▶ _Prompt_
Each line that follows should be printed again exactly as it stands.

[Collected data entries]
— Start —

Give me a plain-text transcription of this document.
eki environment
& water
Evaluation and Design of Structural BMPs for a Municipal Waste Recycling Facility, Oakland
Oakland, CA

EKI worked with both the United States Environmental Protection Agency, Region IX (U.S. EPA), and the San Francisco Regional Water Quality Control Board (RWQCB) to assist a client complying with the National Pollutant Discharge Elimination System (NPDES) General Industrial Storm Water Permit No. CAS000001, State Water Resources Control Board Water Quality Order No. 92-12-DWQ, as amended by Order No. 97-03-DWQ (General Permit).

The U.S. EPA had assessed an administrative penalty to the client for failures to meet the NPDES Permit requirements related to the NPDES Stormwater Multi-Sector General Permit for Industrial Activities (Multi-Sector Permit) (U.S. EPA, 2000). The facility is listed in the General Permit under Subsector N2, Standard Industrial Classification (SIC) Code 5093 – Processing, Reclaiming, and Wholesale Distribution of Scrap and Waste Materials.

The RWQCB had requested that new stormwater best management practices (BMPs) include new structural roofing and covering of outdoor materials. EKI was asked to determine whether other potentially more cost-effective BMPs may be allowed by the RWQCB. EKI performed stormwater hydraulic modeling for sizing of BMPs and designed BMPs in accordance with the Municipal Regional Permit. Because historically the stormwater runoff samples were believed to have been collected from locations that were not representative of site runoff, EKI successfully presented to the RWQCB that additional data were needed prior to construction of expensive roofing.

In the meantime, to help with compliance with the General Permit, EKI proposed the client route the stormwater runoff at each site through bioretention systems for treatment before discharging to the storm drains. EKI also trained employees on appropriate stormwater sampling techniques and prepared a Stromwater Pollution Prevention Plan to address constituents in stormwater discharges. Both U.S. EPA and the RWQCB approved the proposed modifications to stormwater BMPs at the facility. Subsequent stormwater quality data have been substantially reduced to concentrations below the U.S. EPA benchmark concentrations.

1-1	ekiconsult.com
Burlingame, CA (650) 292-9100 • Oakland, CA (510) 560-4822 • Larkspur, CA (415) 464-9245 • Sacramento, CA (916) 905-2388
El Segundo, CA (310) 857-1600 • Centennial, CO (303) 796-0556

— End —

▶ _Output of the task_
Give me a plain-text transcription of this document.
eki environment
& water
Evaluation and Design of Structural BMPs for a Municipal Waste Recycling Facility, Oakland
Oakland, CA

EKI worked with both the United States Environmental Protection Agency, Region IX (U.S. EPA), and the San Francisco Regional Water Quality Control Board (RWQCB) to assist a client complying with the National Pollutant Discharge Elimination System (NPDES) General Industrial Storm Water Permit No. CAS000001, State Water Resources Control Board Water Quality Order No. 92-12-DWQ, as amended by Order No. 97-03-DWQ (General Permit).

The U.S. EPA had assessed an administrative penalty to the client for failures to meet the NPDES Permit requirements related to the NPDES Stormwater Multi-Sector General Permit for Industrial Activities (Multi-Sector Permit) (U.S. EPA, 2000). The facility is listed in the General Permit under Subsector N2, Standard Industrial Classification (SIC) Code 5093 – Processing, Reclaiming, and Wholesale Distribution of Scrap and Waste Materials.

The RWQCB had requested that new stormwater best management practices (BMPs) include new structural roofing and covering of outdoor materials. EKI was asked to determine whether other potentially more cost-effective BMPs may be allowed by the RWQCB. EKI performed stormwater hydraulic modeling for sizing of BMPs and designed BMPs in accordance with the Municipal Regional Permit. Because historically the stormwater runoff samples were believed to have been collected from locations that were not representative of site runoff, EKI successfully presented to the RWQCB that additional data were needed prior to construction of expensive roofing.

In the meantime, to help with compliance with the General Permit, EKI proposed the client route the stormwater runoff at each site through bioretention systems for treatment before discharging to the storm drains. EKI also trained employees on appropriate stormwater sampling techniques and prepared a Stromwater Pollution Prevention Plan to address constituents in stormwater discharges. Both U.S. EPA and the RWQCB approved the proposed modifications to stormwater BMPs at the facility. Subsequent stormwater quality data have been substantially reduced to concentrations below the U.S. EPA benchmark concentrations.

1-1	ekiconsult.com
Burlingame, CA (650) 292-9100 • Oakland, CA (510) 560-4822 • Larkspur, CA (415) 464-9245 • Sacramento, CA (916) 905-2388
El Segundo, CA (310) 857-1600 • Centennial, CO (303) 796-0556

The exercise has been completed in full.